=== Set task ===
The entries that follow should be written out exactly.

(Extracted records)

- - - - - - -

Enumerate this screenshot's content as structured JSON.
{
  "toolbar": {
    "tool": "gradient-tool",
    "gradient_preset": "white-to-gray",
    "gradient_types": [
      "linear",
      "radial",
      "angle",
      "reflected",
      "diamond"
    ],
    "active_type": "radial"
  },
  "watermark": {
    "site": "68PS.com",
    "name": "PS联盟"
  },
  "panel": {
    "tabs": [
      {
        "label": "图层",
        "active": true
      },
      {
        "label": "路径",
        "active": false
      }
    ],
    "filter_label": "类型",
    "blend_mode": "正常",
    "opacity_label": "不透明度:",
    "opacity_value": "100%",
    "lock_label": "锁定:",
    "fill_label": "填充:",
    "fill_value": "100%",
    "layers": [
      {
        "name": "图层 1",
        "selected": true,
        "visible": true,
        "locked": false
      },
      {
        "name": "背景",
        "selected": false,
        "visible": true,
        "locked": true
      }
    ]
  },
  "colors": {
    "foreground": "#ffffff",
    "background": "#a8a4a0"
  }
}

- - - - - - -

=== Problem solution ===
Enumerate this screenshot's content as structured JSON.
{
  "toolbar": {
    "tool": "gradient-tool",
    "gradient_preset": "white-to-gray",
    "gradient_types": [
      "linear",
      "radial",
      "angle",
      "reflected",
      "diamond"
    ],
    "active_type": "radial"
  },
  "watermark": {
    "site": "68PS.com",
    "name": "PS联盟"
  },
  "panel": {
    "tabs": [
      {
        "label": "图层",
        "active": true
      },
      {
        "label": "路径",
        "active": false
      }
    ],
    "filter_label": "类型",
    "blend_mode": "正常",
    "opacity_label": "不透明度:",
    "opacity_value": "100%",
    "lock_label": "锁定:",
    "fill_label": "填充:",
    "fill_value": "100%",
    "layers": [
      {
        "name": "图层 1",
        "selected": true,
        "visible": true,
        "locked": false
      },
      {
        "name": "背景",
        "selected": false,
        "visible": true,
        "locked": true
      }
    ]
  },
  "colors": {
    "foreground": "#ffffff",
    "background": "#a8a4a0"
  }
}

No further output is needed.